■ Goal: Exactly reproduce all the records, keeping pictures out of the copy.

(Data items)
%%

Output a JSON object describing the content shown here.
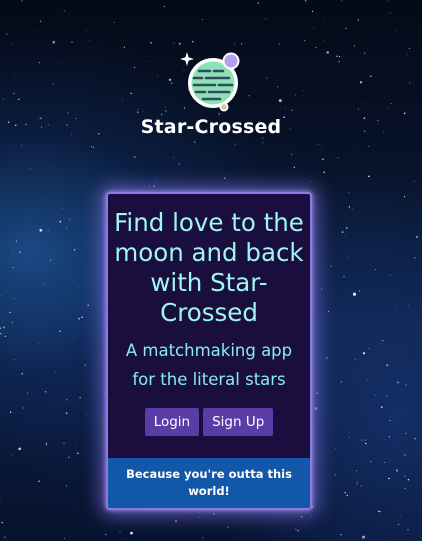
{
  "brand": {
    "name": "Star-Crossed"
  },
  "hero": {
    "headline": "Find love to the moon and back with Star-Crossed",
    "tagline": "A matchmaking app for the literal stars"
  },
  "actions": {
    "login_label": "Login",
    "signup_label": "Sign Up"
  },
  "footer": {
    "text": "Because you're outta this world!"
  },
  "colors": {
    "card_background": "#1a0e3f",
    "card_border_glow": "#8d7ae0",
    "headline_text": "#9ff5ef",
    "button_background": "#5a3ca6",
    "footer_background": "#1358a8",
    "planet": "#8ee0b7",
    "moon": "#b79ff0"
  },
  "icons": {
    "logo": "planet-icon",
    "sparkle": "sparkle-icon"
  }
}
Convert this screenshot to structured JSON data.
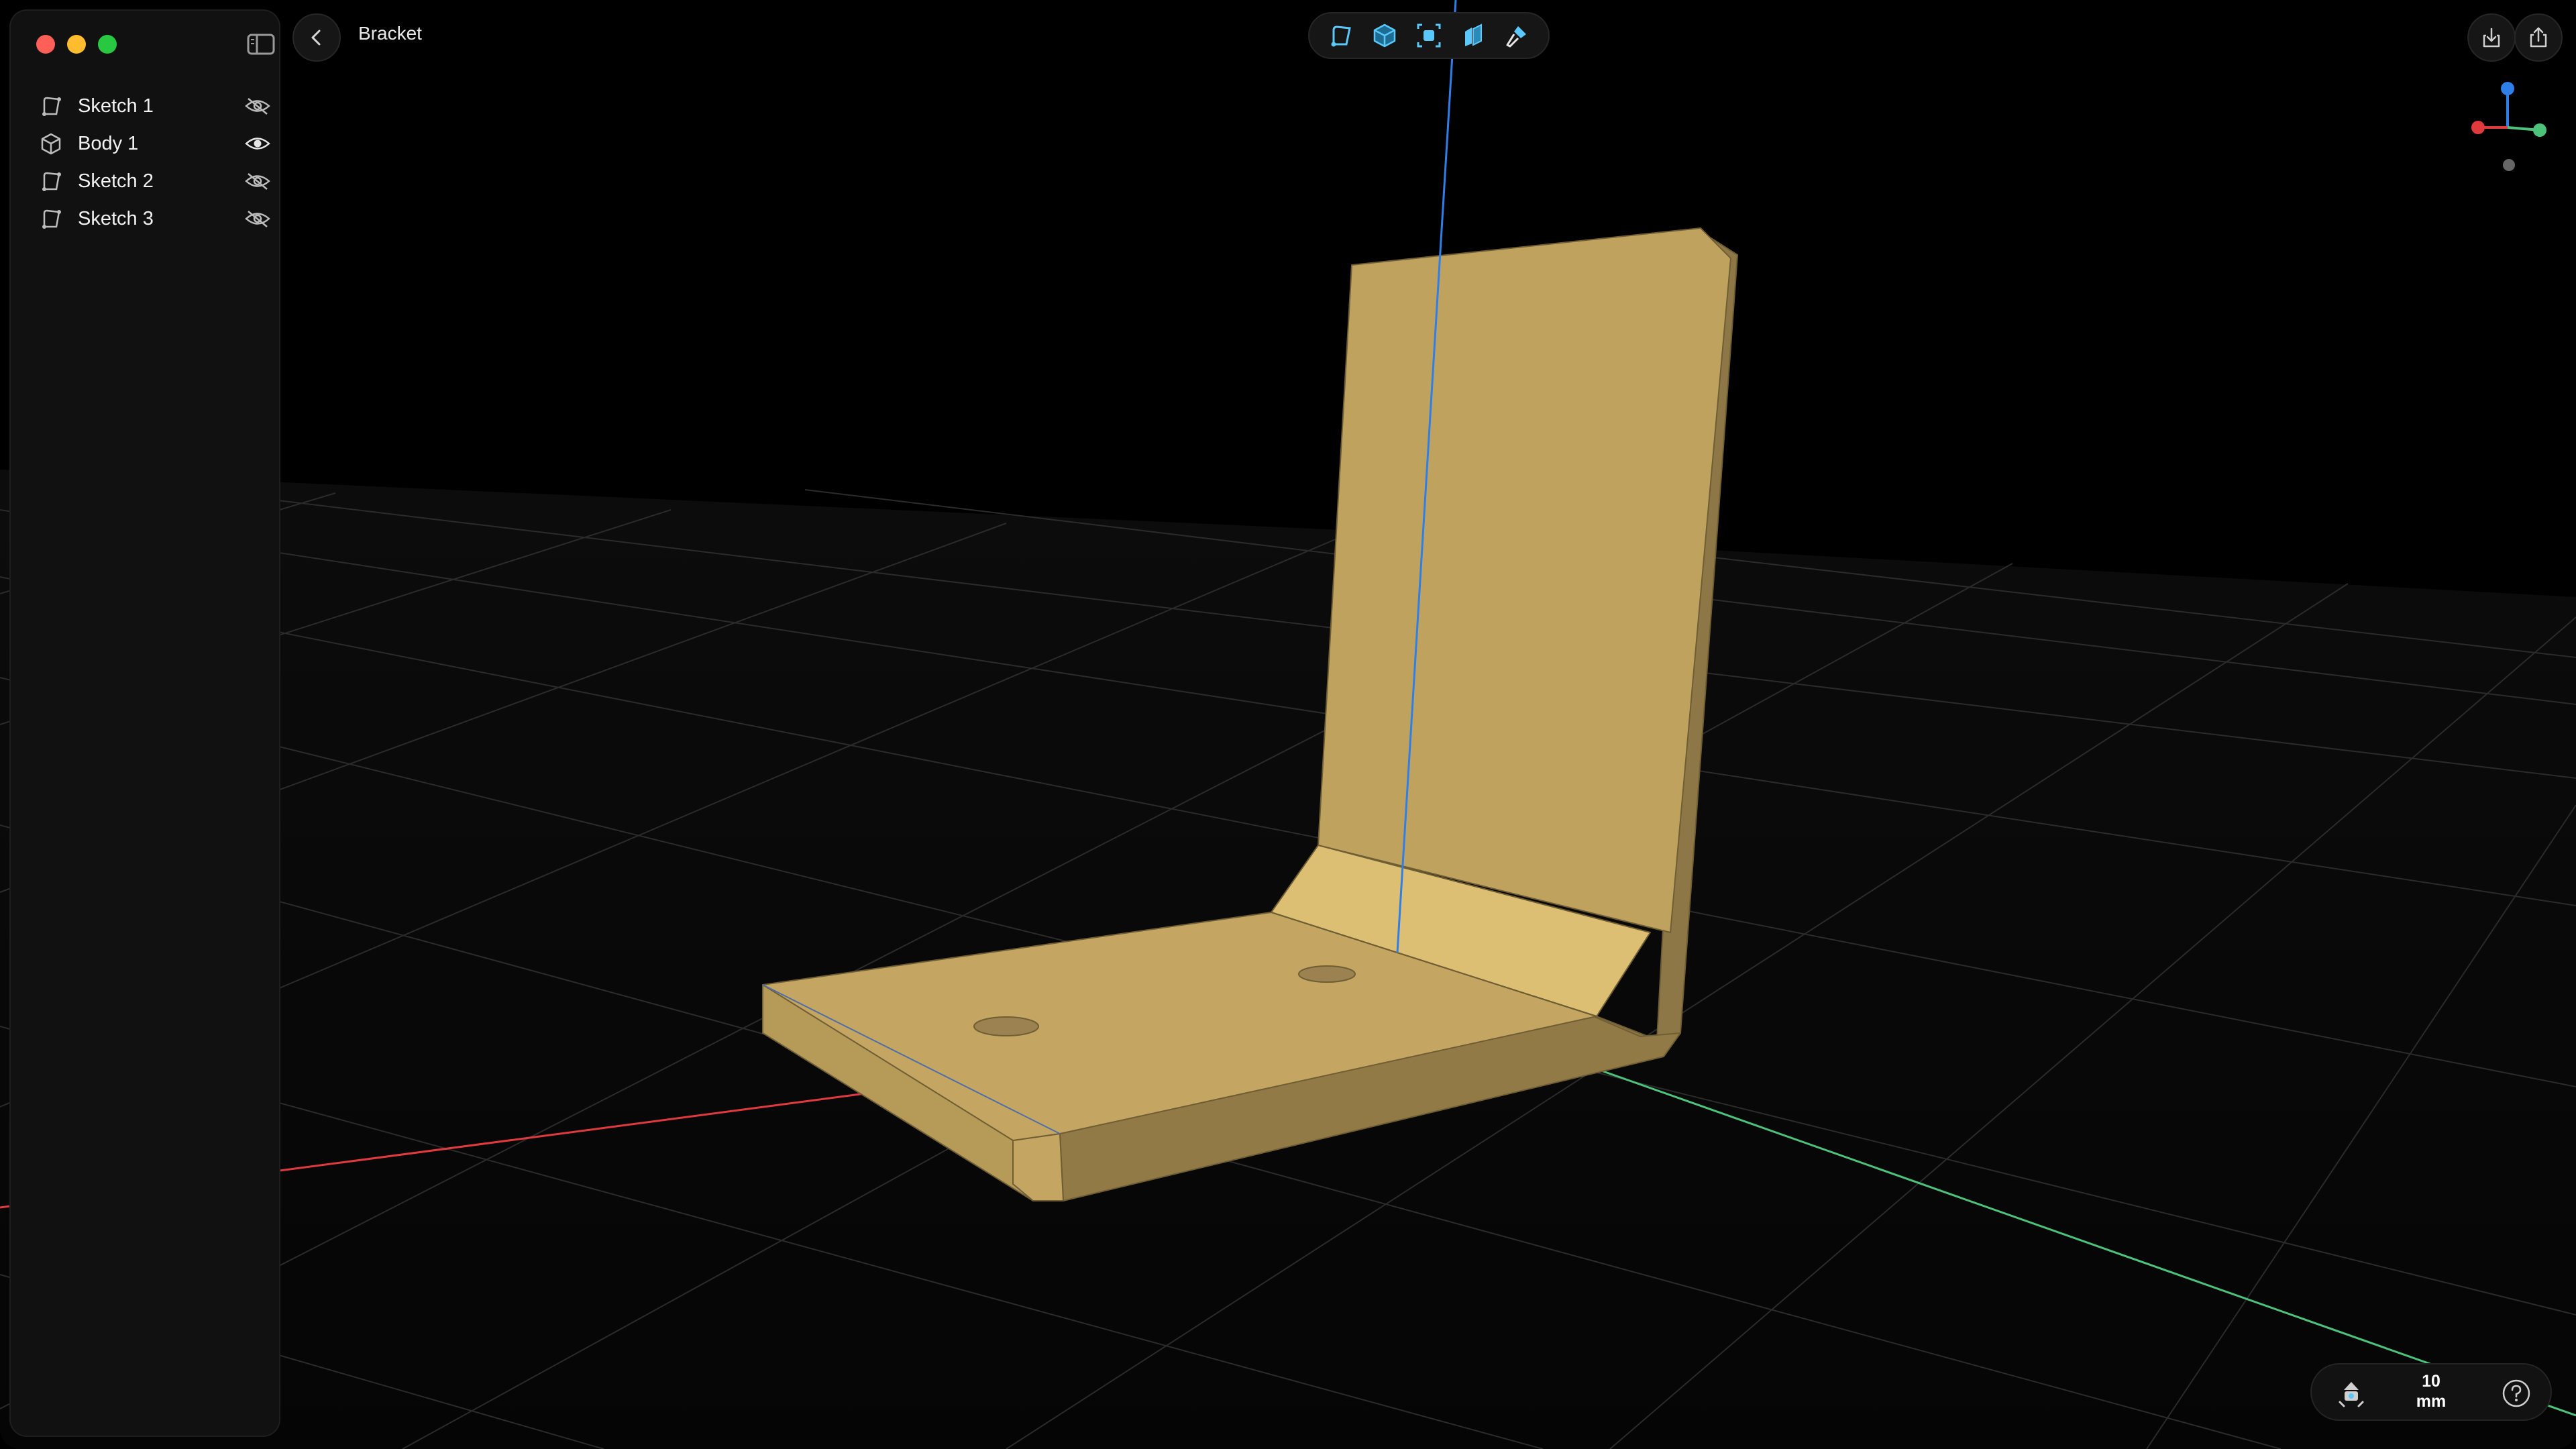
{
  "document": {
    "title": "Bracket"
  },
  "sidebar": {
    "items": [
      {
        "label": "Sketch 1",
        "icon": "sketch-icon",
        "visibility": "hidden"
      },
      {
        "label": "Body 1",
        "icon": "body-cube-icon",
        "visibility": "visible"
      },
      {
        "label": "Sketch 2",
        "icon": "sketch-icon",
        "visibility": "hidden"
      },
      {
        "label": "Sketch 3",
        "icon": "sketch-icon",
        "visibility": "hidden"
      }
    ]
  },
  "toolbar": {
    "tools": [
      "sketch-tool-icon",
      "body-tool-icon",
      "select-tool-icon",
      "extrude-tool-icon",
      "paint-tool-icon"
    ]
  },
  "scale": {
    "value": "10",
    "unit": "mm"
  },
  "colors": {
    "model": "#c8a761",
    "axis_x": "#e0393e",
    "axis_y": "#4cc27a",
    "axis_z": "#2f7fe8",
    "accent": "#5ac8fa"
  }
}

%%

■ Reply to the exercise:
Output a JSON object describing the content shown here.
{
  "brand": {
    "name": "Star-Crossed"
  },
  "hero": {
    "headline": "Find love to the moon and back with Star-Crossed",
    "tagline": "A matchmaking app for the literal stars"
  },
  "actions": {
    "login_label": "Login",
    "signup_label": "Sign Up"
  },
  "footer": {
    "text": "Because you're outta this world!"
  },
  "colors": {
    "card_background": "#1a0e3f",
    "card_border_glow": "#8d7ae0",
    "headline_text": "#9ff5ef",
    "button_background": "#5a3ca6",
    "footer_background": "#1358a8",
    "planet": "#8ee0b7",
    "moon": "#b79ff0"
  },
  "icons": {
    "logo": "planet-icon",
    "sparkle": "sparkle-icon"
  }
}
Convert this screenshot to structured JSON data.
{
  "document": {
    "title": "Bracket"
  },
  "sidebar": {
    "items": [
      {
        "label": "Sketch 1",
        "icon": "sketch-icon",
        "visibility": "hidden"
      },
      {
        "label": "Body 1",
        "icon": "body-cube-icon",
        "visibility": "visible"
      },
      {
        "label": "Sketch 2",
        "icon": "sketch-icon",
        "visibility": "hidden"
      },
      {
        "label": "Sketch 3",
        "icon": "sketch-icon",
        "visibility": "hidden"
      }
    ]
  },
  "toolbar": {
    "tools": [
      "sketch-tool-icon",
      "body-tool-icon",
      "select-tool-icon",
      "extrude-tool-icon",
      "paint-tool-icon"
    ]
  },
  "scale": {
    "value": "10",
    "unit": "mm"
  },
  "colors": {
    "model": "#c8a761",
    "axis_x": "#e0393e",
    "axis_y": "#4cc27a",
    "axis_z": "#2f7fe8",
    "accent": "#5ac8fa"
  }
}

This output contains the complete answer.